## INSTRUCTIONS FOR THE TASK
Examine the records and identify each line that includes the string "fast". Copy those lines.

## DATA ENTRIES
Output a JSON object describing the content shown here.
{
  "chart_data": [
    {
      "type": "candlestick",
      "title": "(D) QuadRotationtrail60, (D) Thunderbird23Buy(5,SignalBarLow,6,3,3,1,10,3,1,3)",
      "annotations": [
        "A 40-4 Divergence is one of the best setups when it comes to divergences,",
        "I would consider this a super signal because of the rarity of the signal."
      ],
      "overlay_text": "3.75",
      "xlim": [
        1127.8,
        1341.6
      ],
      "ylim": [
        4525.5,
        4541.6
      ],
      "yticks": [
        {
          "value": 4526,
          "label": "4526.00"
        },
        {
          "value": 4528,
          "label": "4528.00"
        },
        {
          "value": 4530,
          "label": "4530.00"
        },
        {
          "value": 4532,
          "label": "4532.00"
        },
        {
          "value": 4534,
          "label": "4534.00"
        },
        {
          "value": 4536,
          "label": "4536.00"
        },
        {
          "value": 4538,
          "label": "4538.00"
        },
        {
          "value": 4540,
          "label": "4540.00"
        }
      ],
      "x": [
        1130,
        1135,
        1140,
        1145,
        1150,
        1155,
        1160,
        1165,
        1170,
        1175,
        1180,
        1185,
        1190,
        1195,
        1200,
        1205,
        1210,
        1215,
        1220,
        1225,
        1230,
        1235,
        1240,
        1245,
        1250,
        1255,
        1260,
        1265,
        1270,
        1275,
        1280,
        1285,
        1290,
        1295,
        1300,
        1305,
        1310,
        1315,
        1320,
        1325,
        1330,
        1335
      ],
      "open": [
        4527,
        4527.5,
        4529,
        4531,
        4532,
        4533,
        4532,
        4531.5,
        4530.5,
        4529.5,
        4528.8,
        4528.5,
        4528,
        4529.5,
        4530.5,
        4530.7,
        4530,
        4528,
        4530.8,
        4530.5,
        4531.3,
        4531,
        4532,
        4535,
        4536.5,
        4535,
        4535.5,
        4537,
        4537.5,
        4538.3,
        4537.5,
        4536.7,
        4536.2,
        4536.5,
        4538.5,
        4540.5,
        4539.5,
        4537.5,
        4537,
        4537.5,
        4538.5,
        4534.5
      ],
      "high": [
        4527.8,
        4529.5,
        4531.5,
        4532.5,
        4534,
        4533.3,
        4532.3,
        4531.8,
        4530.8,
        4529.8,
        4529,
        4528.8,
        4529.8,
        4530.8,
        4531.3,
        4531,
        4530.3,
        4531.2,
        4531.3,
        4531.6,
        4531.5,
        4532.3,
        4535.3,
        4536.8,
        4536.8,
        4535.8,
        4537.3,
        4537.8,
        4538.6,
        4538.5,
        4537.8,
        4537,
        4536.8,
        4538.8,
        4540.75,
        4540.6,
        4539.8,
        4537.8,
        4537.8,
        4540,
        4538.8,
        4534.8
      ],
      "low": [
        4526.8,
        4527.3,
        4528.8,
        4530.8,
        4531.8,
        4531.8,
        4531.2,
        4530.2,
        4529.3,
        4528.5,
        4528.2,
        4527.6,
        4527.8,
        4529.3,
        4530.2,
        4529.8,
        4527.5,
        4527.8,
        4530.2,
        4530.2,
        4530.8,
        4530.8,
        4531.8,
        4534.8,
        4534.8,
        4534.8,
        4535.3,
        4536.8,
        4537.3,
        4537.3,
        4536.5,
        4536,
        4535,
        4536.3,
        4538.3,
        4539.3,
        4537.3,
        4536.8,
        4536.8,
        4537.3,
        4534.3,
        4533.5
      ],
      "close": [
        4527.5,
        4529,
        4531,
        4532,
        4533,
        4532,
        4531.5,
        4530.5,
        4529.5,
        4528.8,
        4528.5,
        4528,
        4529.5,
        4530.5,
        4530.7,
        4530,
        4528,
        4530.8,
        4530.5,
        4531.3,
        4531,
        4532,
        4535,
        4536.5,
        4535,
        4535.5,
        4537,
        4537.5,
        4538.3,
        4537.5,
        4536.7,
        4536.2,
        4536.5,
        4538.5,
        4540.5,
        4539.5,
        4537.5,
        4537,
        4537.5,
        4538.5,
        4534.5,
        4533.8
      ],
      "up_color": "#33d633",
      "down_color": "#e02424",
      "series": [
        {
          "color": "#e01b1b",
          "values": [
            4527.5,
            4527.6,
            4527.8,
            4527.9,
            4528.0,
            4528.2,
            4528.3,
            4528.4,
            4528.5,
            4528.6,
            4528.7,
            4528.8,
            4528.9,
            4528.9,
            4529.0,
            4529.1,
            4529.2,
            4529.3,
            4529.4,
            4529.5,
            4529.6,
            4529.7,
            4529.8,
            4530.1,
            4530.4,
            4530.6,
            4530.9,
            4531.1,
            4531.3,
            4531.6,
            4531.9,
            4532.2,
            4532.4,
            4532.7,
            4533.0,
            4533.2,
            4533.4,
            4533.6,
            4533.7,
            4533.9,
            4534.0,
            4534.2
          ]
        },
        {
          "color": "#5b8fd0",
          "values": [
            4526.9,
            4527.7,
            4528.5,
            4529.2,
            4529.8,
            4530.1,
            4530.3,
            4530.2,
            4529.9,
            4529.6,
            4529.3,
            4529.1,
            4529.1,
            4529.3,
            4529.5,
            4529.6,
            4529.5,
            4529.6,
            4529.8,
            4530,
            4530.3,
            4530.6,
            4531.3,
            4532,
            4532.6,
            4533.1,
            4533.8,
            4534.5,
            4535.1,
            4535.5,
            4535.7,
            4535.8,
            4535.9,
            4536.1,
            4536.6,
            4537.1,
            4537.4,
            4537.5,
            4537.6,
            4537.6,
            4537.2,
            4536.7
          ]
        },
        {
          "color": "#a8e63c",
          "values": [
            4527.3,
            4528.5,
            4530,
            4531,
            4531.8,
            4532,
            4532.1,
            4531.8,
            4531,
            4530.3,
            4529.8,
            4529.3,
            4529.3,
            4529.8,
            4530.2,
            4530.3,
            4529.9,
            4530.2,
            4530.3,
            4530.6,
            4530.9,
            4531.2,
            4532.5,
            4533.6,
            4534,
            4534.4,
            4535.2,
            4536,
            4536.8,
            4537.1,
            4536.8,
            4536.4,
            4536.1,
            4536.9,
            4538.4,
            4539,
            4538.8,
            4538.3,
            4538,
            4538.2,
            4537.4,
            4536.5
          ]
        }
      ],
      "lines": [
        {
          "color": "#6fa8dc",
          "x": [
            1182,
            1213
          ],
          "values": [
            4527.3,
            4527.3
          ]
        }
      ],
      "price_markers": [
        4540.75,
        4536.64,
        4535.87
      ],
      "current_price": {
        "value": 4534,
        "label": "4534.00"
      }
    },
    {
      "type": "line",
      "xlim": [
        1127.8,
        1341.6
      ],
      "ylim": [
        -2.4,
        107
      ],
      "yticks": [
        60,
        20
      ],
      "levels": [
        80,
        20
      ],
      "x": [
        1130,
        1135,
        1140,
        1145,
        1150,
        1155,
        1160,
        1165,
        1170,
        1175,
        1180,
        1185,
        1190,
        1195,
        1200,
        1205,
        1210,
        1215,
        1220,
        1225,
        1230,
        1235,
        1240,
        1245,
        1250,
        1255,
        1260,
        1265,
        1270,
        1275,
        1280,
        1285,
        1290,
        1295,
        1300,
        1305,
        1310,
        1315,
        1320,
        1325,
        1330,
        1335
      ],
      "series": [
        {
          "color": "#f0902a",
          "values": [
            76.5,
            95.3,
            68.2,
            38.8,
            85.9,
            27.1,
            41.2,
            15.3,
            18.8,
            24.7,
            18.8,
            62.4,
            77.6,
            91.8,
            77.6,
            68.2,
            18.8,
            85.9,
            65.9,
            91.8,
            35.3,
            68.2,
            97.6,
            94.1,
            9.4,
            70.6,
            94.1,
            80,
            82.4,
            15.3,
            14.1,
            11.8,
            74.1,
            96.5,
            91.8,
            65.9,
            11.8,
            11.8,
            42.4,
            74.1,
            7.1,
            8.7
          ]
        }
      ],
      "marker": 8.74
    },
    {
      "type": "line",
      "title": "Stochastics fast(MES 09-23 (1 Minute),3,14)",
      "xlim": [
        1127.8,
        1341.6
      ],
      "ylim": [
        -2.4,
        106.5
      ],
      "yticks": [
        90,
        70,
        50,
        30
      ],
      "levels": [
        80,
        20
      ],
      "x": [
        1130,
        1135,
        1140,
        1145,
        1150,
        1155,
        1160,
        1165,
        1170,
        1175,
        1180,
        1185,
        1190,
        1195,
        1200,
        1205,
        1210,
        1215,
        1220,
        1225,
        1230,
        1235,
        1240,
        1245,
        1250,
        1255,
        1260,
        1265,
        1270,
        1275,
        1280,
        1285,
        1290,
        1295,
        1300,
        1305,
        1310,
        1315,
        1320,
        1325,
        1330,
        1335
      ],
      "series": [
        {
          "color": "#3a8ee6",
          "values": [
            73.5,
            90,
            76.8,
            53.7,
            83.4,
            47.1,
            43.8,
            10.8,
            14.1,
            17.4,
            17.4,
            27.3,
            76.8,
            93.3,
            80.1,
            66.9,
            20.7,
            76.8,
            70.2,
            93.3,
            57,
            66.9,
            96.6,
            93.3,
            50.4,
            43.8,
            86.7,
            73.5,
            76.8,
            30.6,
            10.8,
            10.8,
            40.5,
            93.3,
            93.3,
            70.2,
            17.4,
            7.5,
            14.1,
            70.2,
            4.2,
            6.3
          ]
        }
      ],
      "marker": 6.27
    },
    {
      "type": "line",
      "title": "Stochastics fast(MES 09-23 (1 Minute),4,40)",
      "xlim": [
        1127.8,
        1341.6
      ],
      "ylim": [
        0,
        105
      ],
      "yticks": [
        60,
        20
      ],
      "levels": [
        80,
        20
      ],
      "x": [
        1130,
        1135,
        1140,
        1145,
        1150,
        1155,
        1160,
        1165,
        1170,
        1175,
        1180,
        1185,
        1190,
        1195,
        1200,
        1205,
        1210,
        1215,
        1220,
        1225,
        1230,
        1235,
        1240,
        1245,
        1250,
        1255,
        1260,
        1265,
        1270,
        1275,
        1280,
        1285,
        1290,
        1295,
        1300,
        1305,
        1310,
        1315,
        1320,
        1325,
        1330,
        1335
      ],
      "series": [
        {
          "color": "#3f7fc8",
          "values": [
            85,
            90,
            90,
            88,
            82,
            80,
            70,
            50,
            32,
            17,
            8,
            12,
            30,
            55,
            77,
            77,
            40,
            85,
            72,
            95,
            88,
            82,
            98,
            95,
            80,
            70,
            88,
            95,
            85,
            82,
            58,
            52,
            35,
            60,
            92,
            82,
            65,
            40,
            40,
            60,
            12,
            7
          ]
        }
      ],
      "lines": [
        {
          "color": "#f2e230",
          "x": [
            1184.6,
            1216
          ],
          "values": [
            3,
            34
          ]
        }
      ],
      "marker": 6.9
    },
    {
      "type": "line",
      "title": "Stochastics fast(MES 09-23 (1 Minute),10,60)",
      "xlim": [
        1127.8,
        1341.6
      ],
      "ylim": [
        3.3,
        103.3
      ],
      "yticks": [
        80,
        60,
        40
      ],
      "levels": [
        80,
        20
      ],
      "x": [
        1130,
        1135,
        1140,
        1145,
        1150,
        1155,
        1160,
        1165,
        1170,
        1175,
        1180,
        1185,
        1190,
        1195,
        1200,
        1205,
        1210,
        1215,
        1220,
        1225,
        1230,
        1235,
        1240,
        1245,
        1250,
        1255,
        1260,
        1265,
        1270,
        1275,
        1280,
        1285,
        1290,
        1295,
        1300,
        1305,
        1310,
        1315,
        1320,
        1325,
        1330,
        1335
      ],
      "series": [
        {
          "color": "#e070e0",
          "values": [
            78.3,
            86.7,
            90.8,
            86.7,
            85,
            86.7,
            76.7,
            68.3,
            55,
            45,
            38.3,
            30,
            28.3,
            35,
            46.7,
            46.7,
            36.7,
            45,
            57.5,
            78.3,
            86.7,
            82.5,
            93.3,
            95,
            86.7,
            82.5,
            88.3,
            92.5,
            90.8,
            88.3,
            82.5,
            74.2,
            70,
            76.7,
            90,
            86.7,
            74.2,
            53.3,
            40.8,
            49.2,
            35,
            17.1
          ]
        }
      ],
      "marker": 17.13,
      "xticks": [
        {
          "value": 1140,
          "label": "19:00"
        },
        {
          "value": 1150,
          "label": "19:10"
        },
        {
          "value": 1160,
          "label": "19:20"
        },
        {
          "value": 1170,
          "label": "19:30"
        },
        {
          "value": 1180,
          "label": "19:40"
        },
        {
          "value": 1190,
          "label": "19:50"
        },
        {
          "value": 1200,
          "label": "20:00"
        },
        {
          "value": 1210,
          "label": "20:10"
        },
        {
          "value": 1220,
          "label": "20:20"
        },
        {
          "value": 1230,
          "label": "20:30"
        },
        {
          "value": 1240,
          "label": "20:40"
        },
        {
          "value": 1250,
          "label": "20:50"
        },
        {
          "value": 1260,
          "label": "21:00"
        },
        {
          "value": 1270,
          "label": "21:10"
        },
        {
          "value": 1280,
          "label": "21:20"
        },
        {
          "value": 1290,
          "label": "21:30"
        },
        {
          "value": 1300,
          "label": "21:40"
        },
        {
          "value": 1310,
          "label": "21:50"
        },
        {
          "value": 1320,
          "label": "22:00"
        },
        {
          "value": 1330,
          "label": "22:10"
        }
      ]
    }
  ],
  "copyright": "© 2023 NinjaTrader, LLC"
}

## TASK SOLUTION
      "title": "Stochastics fast(MES 09-23 (1 Minute),3,14)",
      "title": "Stochastics fast(MES 09-23 (1 Minute),4,40)",
      "title": "Stochastics fast(MES 09-23 (1 Minute),10,60)",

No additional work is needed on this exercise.